→ PROBLEM
Pictures do not belong in your copy. Repeat all the other data exactly.

→ EXERCISE MATERIALS
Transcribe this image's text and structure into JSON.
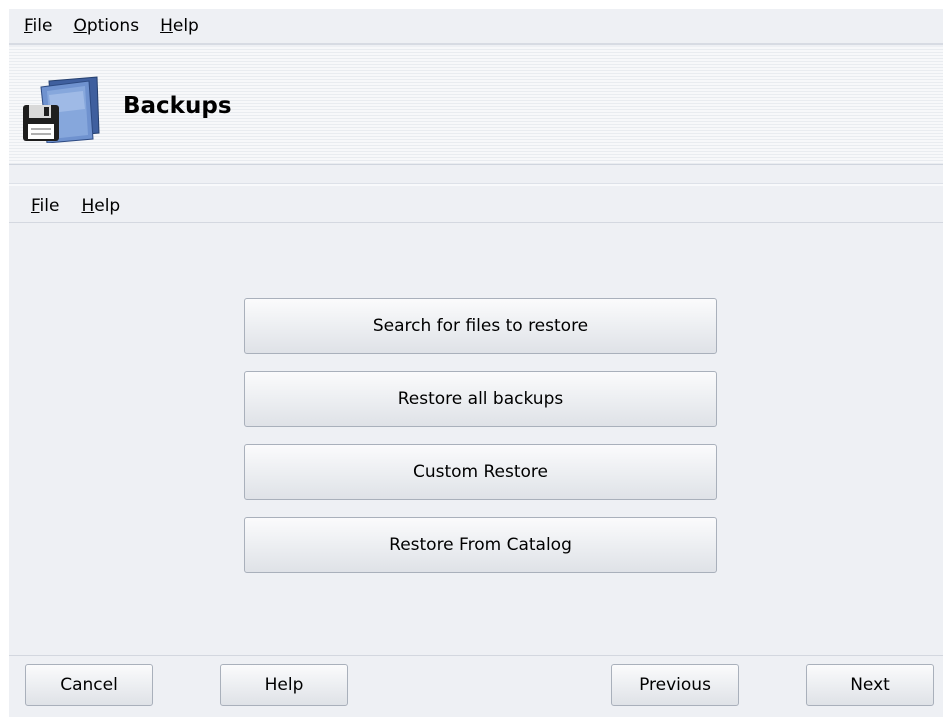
{
  "menubar": {
    "items": [
      {
        "mnemonic": "F",
        "rest": "ile"
      },
      {
        "mnemonic": "O",
        "rest": "ptions"
      },
      {
        "mnemonic": "H",
        "rest": "elp"
      }
    ]
  },
  "header": {
    "title": "Backups",
    "icon": "backup-floppy-folder-icon"
  },
  "inner_menubar": {
    "items": [
      {
        "mnemonic": "F",
        "rest": "ile"
      },
      {
        "mnemonic": "H",
        "rest": "elp"
      }
    ]
  },
  "actions": [
    "Search for files to restore",
    "Restore all backups",
    "Custom Restore",
    "Restore From Catalog"
  ],
  "footer": {
    "cancel": "Cancel",
    "help": "Help",
    "previous": "Previous",
    "next": "Next"
  }
}
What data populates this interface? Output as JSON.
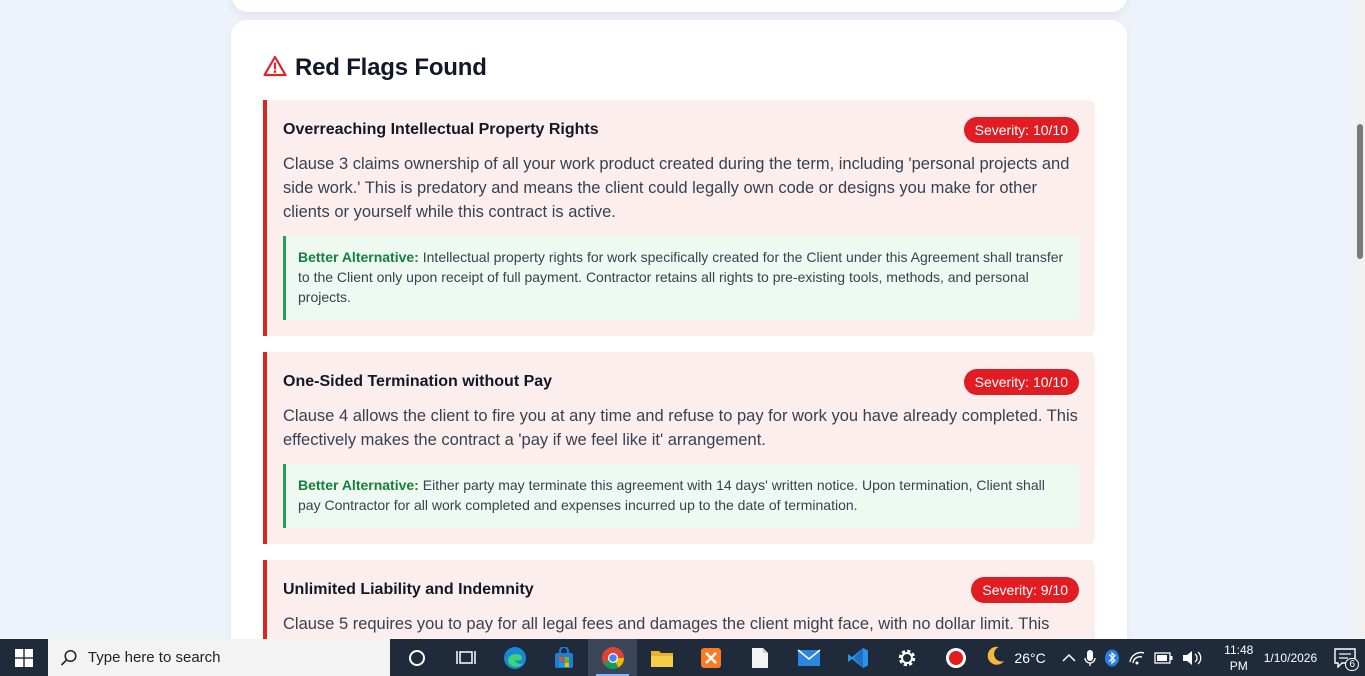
{
  "section": {
    "title": "Red Flags Found",
    "icon": "warning-triangle-icon"
  },
  "flags": [
    {
      "title": "Overreaching Intellectual Property Rights",
      "severity": "Severity: 10/10",
      "description": "Clause 3 claims ownership of all your work product created during the term, including 'personal projects and side work.' This is predatory and means the client could legally own code or designs you make for other clients or yourself while this contract is active.",
      "alt_label": "Better Alternative:",
      "alt_text": "Intellectual property rights for work specifically created for the Client under this Agreement shall transfer to the Client only upon receipt of full payment. Contractor retains all rights to pre-existing tools, methods, and personal projects."
    },
    {
      "title": "One-Sided Termination without Pay",
      "severity": "Severity: 10/10",
      "description": "Clause 4 allows the client to fire you at any time and refuse to pay for work you have already completed. This effectively makes the contract a 'pay if we feel like it' arrangement.",
      "alt_label": "Better Alternative:",
      "alt_text": "Either party may terminate this agreement with 14 days' written notice. Upon termination, Client shall pay Contractor for all work completed and expenses incurred up to the date of termination."
    },
    {
      "title": "Unlimited Liability and Indemnity",
      "severity": "Severity: 9/10",
      "description": "Clause 5 requires you to pay for all legal fees and damages the client might face, with no dollar limit. This"
    }
  ],
  "taskbar": {
    "search_placeholder": "Type here to search",
    "weather": "26°C",
    "time": "11:48 PM",
    "date": "1/10/2026",
    "notification_count": "6",
    "apps": [
      "cortana-icon",
      "task-view-icon",
      "edge-icon",
      "store-icon",
      "chrome-icon",
      "file-explorer-icon",
      "xampp-icon",
      "notepad-icon",
      "mail-icon",
      "vscode-icon",
      "settings-icon",
      "recorder-icon"
    ]
  },
  "colors": {
    "flag_border": "#dc2626",
    "flag_bg": "#fdeeee",
    "badge": "#e11d24",
    "alt_border": "#22a355",
    "alt_label": "#15803d"
  }
}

→ THE SOLUTION
Transcribe this image's text and structure into JSON.
{
  "menubar": {
    "items": [
      {
        "mnemonic": "F",
        "rest": "ile"
      },
      {
        "mnemonic": "O",
        "rest": "ptions"
      },
      {
        "mnemonic": "H",
        "rest": "elp"
      }
    ]
  },
  "header": {
    "title": "Backups",
    "icon": "backup-floppy-folder-icon"
  },
  "inner_menubar": {
    "items": [
      {
        "mnemonic": "F",
        "rest": "ile"
      },
      {
        "mnemonic": "H",
        "rest": "elp"
      }
    ]
  },
  "actions": [
    "Search for files to restore",
    "Restore all backups",
    "Custom Restore",
    "Restore From Catalog"
  ],
  "footer": {
    "cancel": "Cancel",
    "help": "Help",
    "previous": "Previous",
    "next": "Next"
  }
}
What data populates this interface? Output as JSON.
{
  "section": {
    "title": "Red Flags Found",
    "icon": "warning-triangle-icon"
  },
  "flags": [
    {
      "title": "Overreaching Intellectual Property Rights",
      "severity": "Severity: 10/10",
      "description": "Clause 3 claims ownership of all your work product created during the term, including 'personal projects and side work.' This is predatory and means the client could legally own code or designs you make for other clients or yourself while this contract is active.",
      "alt_label": "Better Alternative:",
      "alt_text": "Intellectual property rights for work specifically created for the Client under this Agreement shall transfer to the Client only upon receipt of full payment. Contractor retains all rights to pre-existing tools, methods, and personal projects."
    },
    {
      "title": "One-Sided Termination without Pay",
      "severity": "Severity: 10/10",
      "description": "Clause 4 allows the client to fire you at any time and refuse to pay for work you have already completed. This effectively makes the contract a 'pay if we feel like it' arrangement.",
      "alt_label": "Better Alternative:",
      "alt_text": "Either party may terminate this agreement with 14 days' written notice. Upon termination, Client shall pay Contractor for all work completed and expenses incurred up to the date of termination."
    },
    {
      "title": "Unlimited Liability and Indemnity",
      "severity": "Severity: 9/10",
      "description": "Clause 5 requires you to pay for all legal fees and damages the client might face, with no dollar limit. This"
    }
  ],
  "taskbar": {
    "search_placeholder": "Type here to search",
    "weather": "26°C",
    "time": "11:48 PM",
    "date": "1/10/2026",
    "notification_count": "6",
    "apps": [
      "cortana-icon",
      "task-view-icon",
      "edge-icon",
      "store-icon",
      "chrome-icon",
      "file-explorer-icon",
      "xampp-icon",
      "notepad-icon",
      "mail-icon",
      "vscode-icon",
      "settings-icon",
      "recorder-icon"
    ]
  },
  "colors": {
    "flag_border": "#dc2626",
    "flag_bg": "#fdeeee",
    "badge": "#e11d24",
    "alt_border": "#22a355",
    "alt_label": "#15803d"
  }
}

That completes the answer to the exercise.